Word for word, repeat the entries, minus the pictures.

## START

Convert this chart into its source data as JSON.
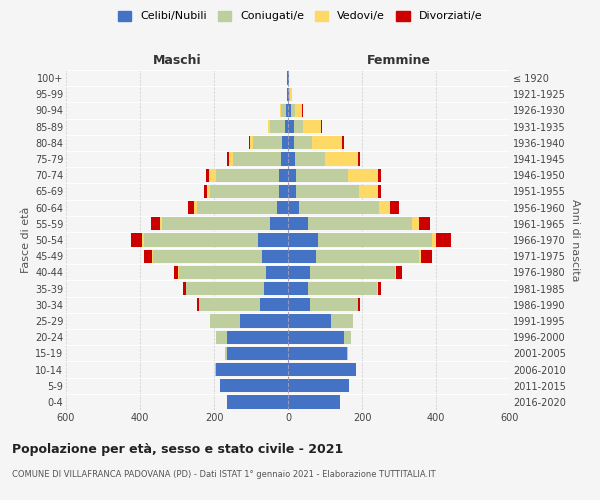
{
  "age_groups": [
    "0-4",
    "5-9",
    "10-14",
    "15-19",
    "20-24",
    "25-29",
    "30-34",
    "35-39",
    "40-44",
    "45-49",
    "50-54",
    "55-59",
    "60-64",
    "65-69",
    "70-74",
    "75-79",
    "80-84",
    "85-89",
    "90-94",
    "95-99",
    "100+"
  ],
  "birth_years": [
    "2016-2020",
    "2011-2015",
    "2006-2010",
    "2001-2005",
    "1996-2000",
    "1991-1995",
    "1986-1990",
    "1981-1985",
    "1976-1980",
    "1971-1975",
    "1966-1970",
    "1961-1965",
    "1956-1960",
    "1951-1955",
    "1946-1950",
    "1941-1945",
    "1936-1940",
    "1931-1935",
    "1926-1930",
    "1921-1925",
    "≤ 1920"
  ],
  "males": {
    "celibi": [
      165,
      185,
      195,
      165,
      165,
      130,
      75,
      65,
      60,
      70,
      80,
      50,
      30,
      25,
      25,
      20,
      15,
      8,
      5,
      2,
      2
    ],
    "coniugati": [
      0,
      0,
      2,
      5,
      30,
      80,
      165,
      210,
      235,
      295,
      310,
      290,
      215,
      185,
      170,
      130,
      80,
      40,
      15,
      2,
      0
    ],
    "vedovi": [
      0,
      0,
      0,
      0,
      0,
      0,
      0,
      2,
      2,
      2,
      5,
      5,
      8,
      10,
      18,
      10,
      8,
      5,
      2,
      0,
      0
    ],
    "divorziati": [
      0,
      0,
      0,
      0,
      0,
      2,
      5,
      8,
      12,
      22,
      30,
      25,
      18,
      8,
      8,
      5,
      2,
      0,
      0,
      0,
      0
    ]
  },
  "females": {
    "nubili": [
      140,
      165,
      185,
      160,
      150,
      115,
      60,
      55,
      60,
      75,
      80,
      55,
      30,
      22,
      22,
      20,
      15,
      15,
      8,
      4,
      2
    ],
    "coniugate": [
      0,
      0,
      0,
      2,
      20,
      60,
      130,
      185,
      230,
      280,
      310,
      280,
      215,
      170,
      140,
      80,
      50,
      25,
      10,
      2,
      0
    ],
    "vedove": [
      0,
      0,
      0,
      0,
      0,
      0,
      0,
      2,
      2,
      5,
      10,
      20,
      30,
      50,
      80,
      90,
      80,
      50,
      20,
      4,
      2
    ],
    "divorziate": [
      0,
      0,
      0,
      0,
      0,
      2,
      5,
      8,
      15,
      30,
      40,
      30,
      25,
      10,
      8,
      5,
      5,
      2,
      2,
      0,
      0
    ]
  },
  "colors": {
    "celibi": "#4472C4",
    "coniugati": "#BFCE9E",
    "vedovi": "#FFD966",
    "divorziati": "#CC0000"
  },
  "legend_labels": [
    "Celibi/Nubili",
    "Coniugati/e",
    "Vedovi/e",
    "Divorziati/e"
  ],
  "xlim": 600,
  "title": "Popolazione per età, sesso e stato civile - 2021",
  "subtitle": "COMUNE DI VILLAFRANCA PADOVANA (PD) - Dati ISTAT 1° gennaio 2021 - Elaborazione TUTTITALIA.IT",
  "xlabel_left": "Maschi",
  "xlabel_right": "Femmine",
  "ylabel_left": "Fasce di età",
  "ylabel_right": "Anni di nascita",
  "background_color": "#f5f5f5"
}
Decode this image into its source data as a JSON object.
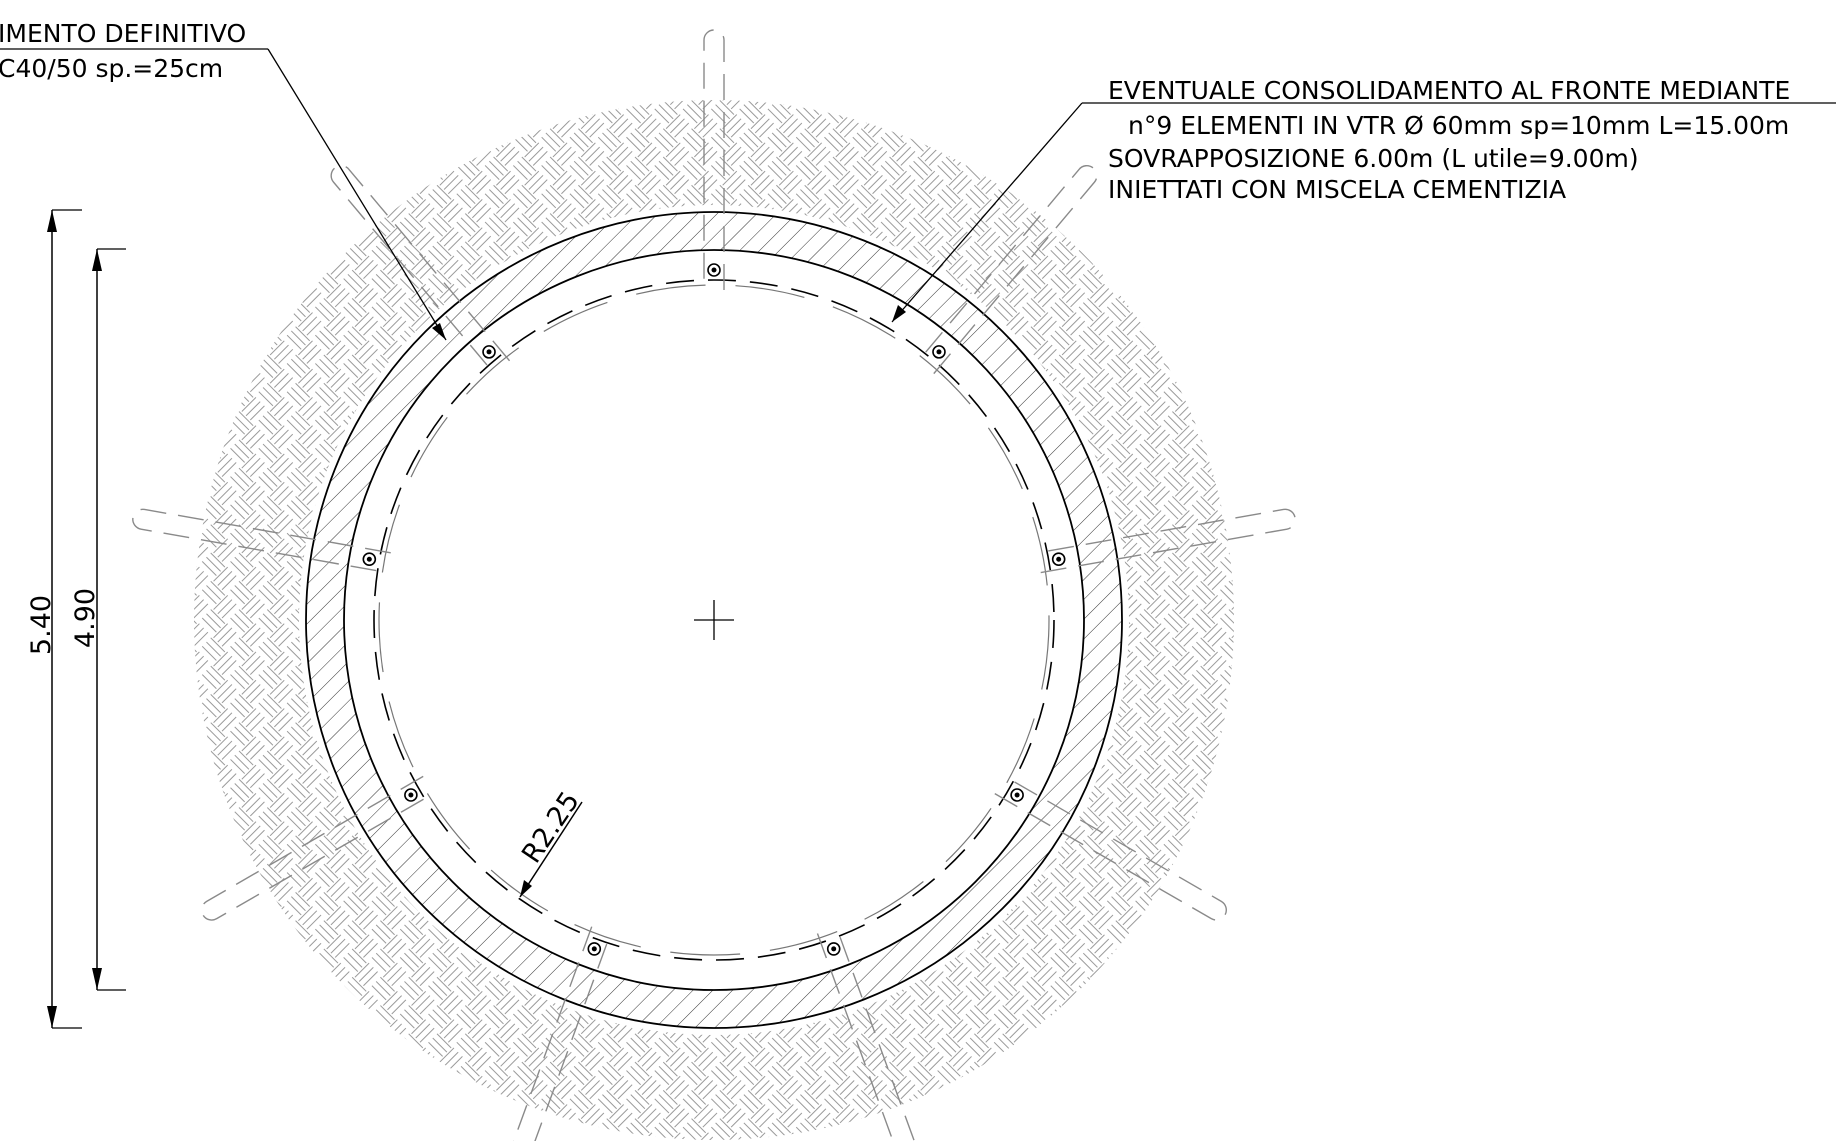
{
  "annotations": {
    "lining": {
      "line1": "IMENTO  DEFINITIVO",
      "line2": "C40/50  sp.=25cm"
    },
    "consolidation": {
      "line1": "EVENTUALE  CONSOLIDAMENTO  AL  FRONTE  MEDIANTE",
      "line2": "n°9  ELEMENTI  IN  VTR  Ø  60mm  sp=10mm  L=15.00m",
      "line3": "SOVRAPPOSIZIONE  6.00m  (L  utile=9.00m)",
      "line4": "INIETTATI  CON  MISCELA  CEMENTIZIA"
    }
  },
  "dimensions": {
    "outer_height": "5.40",
    "inner_height": "4.90",
    "radius": "R2.25"
  },
  "colors": {
    "line": "#000000",
    "ground_hatch": "#9a9a9a",
    "lining_hatch": "#333333",
    "element_center_lines": "#8a8a8a"
  },
  "vtr_elements": {
    "count": 9
  }
}
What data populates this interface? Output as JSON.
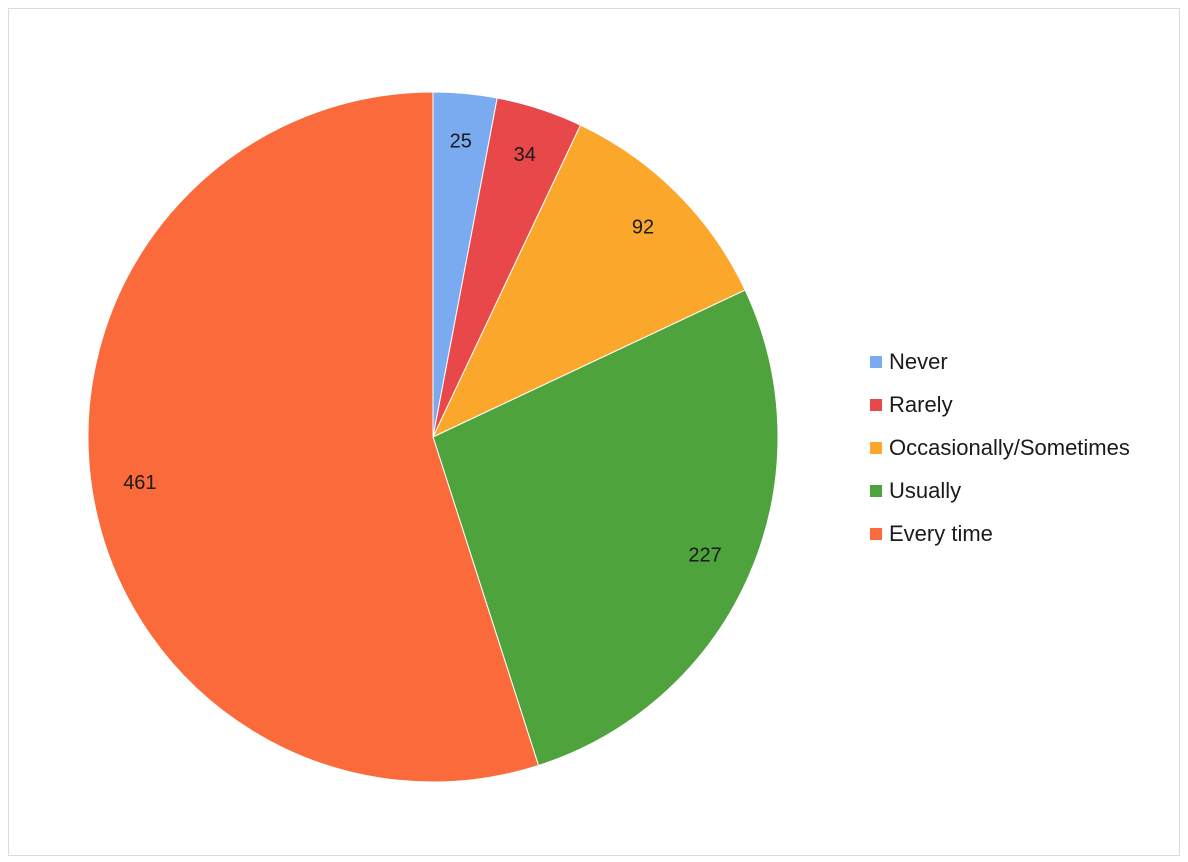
{
  "chart_data": {
    "type": "pie",
    "title": "",
    "legend_position": "right",
    "slices": [
      {
        "label": "Never",
        "value": 25,
        "value_label": "25",
        "color": "#7aaaf0"
      },
      {
        "label": "Rarely",
        "value": 34,
        "value_label": "34",
        "color": "#e8484a"
      },
      {
        "label": "Occasionally/Sometimes",
        "value": 92,
        "value_label": "92",
        "color": "#fba72c"
      },
      {
        "label": "Usually",
        "value": 227,
        "value_label": "227",
        "color": "#4fa33c"
      },
      {
        "label": "Every time",
        "value": 461,
        "value_label": "461",
        "color": "#fb6a3a"
      }
    ]
  }
}
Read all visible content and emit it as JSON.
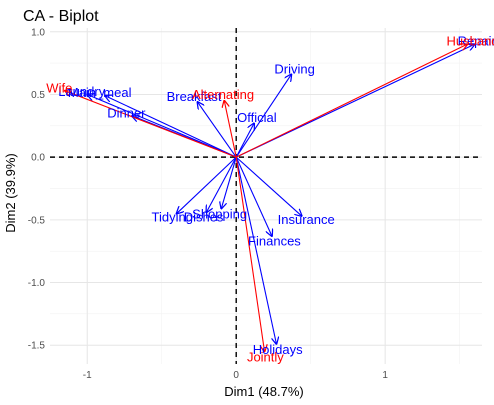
{
  "chart_data": {
    "type": "scatter",
    "title": "CA - Biplot",
    "xlabel": "Dim1 (48.7%)",
    "ylabel": "Dim2 (39.9%)",
    "xlim": [
      -1.25,
      1.65
    ],
    "ylim": [
      -1.65,
      1.03
    ],
    "xticks": [
      -1,
      0,
      1
    ],
    "yticks": [
      -1.5,
      -1.0,
      -0.5,
      0.0,
      0.5,
      1.0
    ],
    "xtick_labels": [
      "-1",
      "0",
      "1"
    ],
    "ytick_labels": [
      "-1.5",
      "-1.0",
      "-0.5",
      "0.0",
      "0.5",
      "1.0"
    ],
    "grid": true,
    "reference_lines": [
      0,
      0
    ],
    "series": [
      {
        "name": "rows",
        "color": "#0000ff",
        "points": [
          {
            "label": "Laundry",
            "x": -1.0,
            "y": 0.5
          },
          {
            "label": "Main_meal",
            "x": -0.88,
            "y": 0.49
          },
          {
            "label": "Dinner",
            "x": -0.7,
            "y": 0.33
          },
          {
            "label": "Breakfast",
            "x": -0.26,
            "y": 0.44
          },
          {
            "label": "Tidying",
            "x": -0.4,
            "y": -0.45
          },
          {
            "label": "Dishes",
            "x": -0.2,
            "y": -0.44
          },
          {
            "label": "Shopping",
            "x": -0.1,
            "y": -0.41
          },
          {
            "label": "Official",
            "x": 0.12,
            "y": 0.27
          },
          {
            "label": "Driving",
            "x": 0.37,
            "y": 0.66
          },
          {
            "label": "Finances",
            "x": 0.24,
            "y": -0.63
          },
          {
            "label": "Insurance",
            "x": 0.44,
            "y": -0.47
          },
          {
            "label": "Repairs",
            "x": 1.6,
            "y": 0.9
          },
          {
            "label": "Holidays",
            "x": 0.27,
            "y": -1.49
          }
        ]
      },
      {
        "name": "columns",
        "color": "#ff0000",
        "points": [
          {
            "label": "Wife",
            "x": -1.15,
            "y": 0.53
          },
          {
            "label": "Alternating",
            "x": -0.08,
            "y": 0.45
          },
          {
            "label": "Husband",
            "x": 1.55,
            "y": 0.9
          },
          {
            "label": "Jointly",
            "x": 0.19,
            "y": -1.55
          }
        ]
      }
    ]
  }
}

## END

### Reply to the exercise
Convert this chart into its source data as JSON.
{
  "age_groups": [
    "0-4",
    "5-9",
    "10-14",
    "15-19",
    "20-24",
    "25-29",
    "30-34",
    "35-39",
    "40-44",
    "45-49",
    "50-54",
    "55-59",
    "60-64",
    "65-69",
    "70-74",
    "75-79",
    "80-84",
    "85-89",
    "90-94",
    "95-99",
    "100+"
  ],
  "birth_years": [
    "2016-2020",
    "2011-2015",
    "2006-2010",
    "2001-2005",
    "1996-2000",
    "1991-1995",
    "1986-1990",
    "1981-1985",
    "1976-1980",
    "1971-1975",
    "1966-1970",
    "1961-1965",
    "1956-1960",
    "1951-1955",
    "1946-1950",
    "1941-1945",
    "1936-1940",
    "1931-1935",
    "1926-1930",
    "1921-1925",
    "≤ 1920"
  ],
  "males": {
    "celibi": [
      165,
      185,
      195,
      165,
      165,
      130,
      75,
      65,
      60,
      70,
      80,
      50,
      30,
      25,
      25,
      20,
      15,
      8,
      5,
      2,
      2
    ],
    "coniugati": [
      0,
      0,
      2,
      5,
      30,
      80,
      165,
      210,
      235,
      295,
      310,
      290,
      215,
      185,
      170,
      130,
      80,
      40,
      15,
      2,
      0
    ],
    "vedovi": [
      0,
      0,
      0,
      0,
      0,
      0,
      0,
      2,
      2,
      2,
      5,
      5,
      8,
      10,
      18,
      10,
      8,
      5,
      2,
      0,
      0
    ],
    "divorziati": [
      0,
      0,
      0,
      0,
      0,
      2,
      5,
      8,
      12,
      22,
      30,
      25,
      18,
      8,
      8,
      5,
      2,
      0,
      0,
      0,
      0
    ]
  },
  "females": {
    "nubili": [
      140,
      165,
      185,
      160,
      150,
      115,
      60,
      55,
      60,
      75,
      80,
      55,
      30,
      22,
      22,
      20,
      15,
      15,
      8,
      4,
      2
    ],
    "coniugate": [
      0,
      0,
      0,
      2,
      20,
      60,
      130,
      185,
      230,
      280,
      310,
      280,
      215,
      170,
      140,
      80,
      50,
      25,
      10,
      2,
      0
    ],
    "vedove": [
      0,
      0,
      0,
      0,
      0,
      0,
      0,
      2,
      2,
      5,
      10,
      20,
      30,
      50,
      80,
      90,
      80,
      50,
      20,
      4,
      2
    ],
    "divorziate": [
      0,
      0,
      0,
      0,
      0,
      2,
      5,
      8,
      15,
      30,
      40,
      30,
      25,
      10,
      8,
      5,
      5,
      2,
      2,
      0,
      0
    ]
  },
  "colors": {
    "celibi": "#4472C4",
    "coniugati": "#BFCE9E",
    "vedovi": "#FFD966",
    "divorziati": "#CC0000"
  },
  "legend_labels": [
    "Celibi/Nubili",
    "Coniugati/e",
    "Vedovi/e",
    "Divorziati/e"
  ],
  "xlim": 600,
  "title": "Popolazione per età, sesso e stato civile - 2021",
  "subtitle": "COMUNE DI VILLAFRANCA PADOVANA (PD) - Dati ISTAT 1° gennaio 2021 - Elaborazione TUTTITALIA.IT",
  "xlabel_left": "Maschi",
  "xlabel_right": "Femmine",
  "ylabel_left": "Fasce di età",
  "ylabel_right": "Anni di nascita",
  "background_color": "#f5f5f5"
}
Decode this image into its source data as a JSON object.
{
  "annotations": {
    "lining": {
      "line1": "IMENTO  DEFINITIVO",
      "line2": "C40/50  sp.=25cm"
    },
    "consolidation": {
      "line1": "EVENTUALE  CONSOLIDAMENTO  AL  FRONTE  MEDIANTE",
      "line2": "n°9  ELEMENTI  IN  VTR  Ø  60mm  sp=10mm  L=15.00m",
      "line3": "SOVRAPPOSIZIONE  6.00m  (L  utile=9.00m)",
      "line4": "INIETTATI  CON  MISCELA  CEMENTIZIA"
    }
  },
  "dimensions": {
    "outer_height": "5.40",
    "inner_height": "4.90",
    "radius": "R2.25"
  },
  "colors": {
    "line": "#000000",
    "ground_hatch": "#9a9a9a",
    "lining_hatch": "#333333",
    "element_center_lines": "#8a8a8a"
  },
  "vtr_elements": {
    "count": 9
  }
}
What data populates this interface? Output as JSON.
{
  "chart_data": {
    "type": "pie",
    "title": "",
    "legend_position": "right",
    "slices": [
      {
        "label": "Never",
        "value": 25,
        "value_label": "25",
        "color": "#7aaaf0"
      },
      {
        "label": "Rarely",
        "value": 34,
        "value_label": "34",
        "color": "#e8484a"
      },
      {
        "label": "Occasionally/Sometimes",
        "value": 92,
        "value_label": "92",
        "color": "#fba72c"
      },
      {
        "label": "Usually",
        "value": 227,
        "value_label": "227",
        "color": "#4fa33c"
      },
      {
        "label": "Every time",
        "value": 461,
        "value_label": "461",
        "color": "#fb6a3a"
      }
    ]
  }
}
Read all visible content and emit it as JSON.
{
  "chart_data": {
    "type": "scatter",
    "title": "CA - Biplot",
    "xlabel": "Dim1 (48.7%)",
    "ylabel": "Dim2 (39.9%)",
    "xlim": [
      -1.25,
      1.65
    ],
    "ylim": [
      -1.65,
      1.03
    ],
    "xticks": [
      -1,
      0,
      1
    ],
    "yticks": [
      -1.5,
      -1.0,
      -0.5,
      0.0,
      0.5,
      1.0
    ],
    "xtick_labels": [
      "-1",
      "0",
      "1"
    ],
    "ytick_labels": [
      "-1.5",
      "-1.0",
      "-0.5",
      "0.0",
      "0.5",
      "1.0"
    ],
    "grid": true,
    "reference_lines": [
      0,
      0
    ],
    "series": [
      {
        "name": "rows",
        "color": "#0000ff",
        "points": [
          {
            "label": "Laundry",
            "x": -1.0,
            "y": 0.5
          },
          {
            "label": "Main_meal",
            "x": -0.88,
            "y": 0.49
          },
          {
            "label": "Dinner",
            "x": -0.7,
            "y": 0.33
          },
          {
            "label": "Breakfast",
            "x": -0.26,
            "y": 0.44
          },
          {
            "label": "Tidying",
            "x": -0.4,
            "y": -0.45
          },
          {
            "label": "Dishes",
            "x": -0.2,
            "y": -0.44
          },
          {
            "label": "Shopping",
            "x": -0.1,
            "y": -0.41
          },
          {
            "label": "Official",
            "x": 0.12,
            "y": 0.27
          },
          {
            "label": "Driving",
            "x": 0.37,
            "y": 0.66
          },
          {
            "label": "Finances",
            "x": 0.24,
            "y": -0.63
          },
          {
            "label": "Insurance",
            "x": 0.44,
            "y": -0.47
          },
          {
            "label": "Repairs",
            "x": 1.6,
            "y": 0.9
          },
          {
            "label": "Holidays",
            "x": 0.27,
            "y": -1.49
          }
        ]
      },
      {
        "name": "columns",
        "color": "#ff0000",
        "points": [
          {
            "label": "Wife",
            "x": -1.15,
            "y": 0.53
          },
          {
            "label": "Alternating",
            "x": -0.08,
            "y": 0.45
          },
          {
            "label": "Husband",
            "x": 1.55,
            "y": 0.9
          },
          {
            "label": "Jointly",
            "x": 0.19,
            "y": -1.55
          }
        ]
      }
    ]
  }
}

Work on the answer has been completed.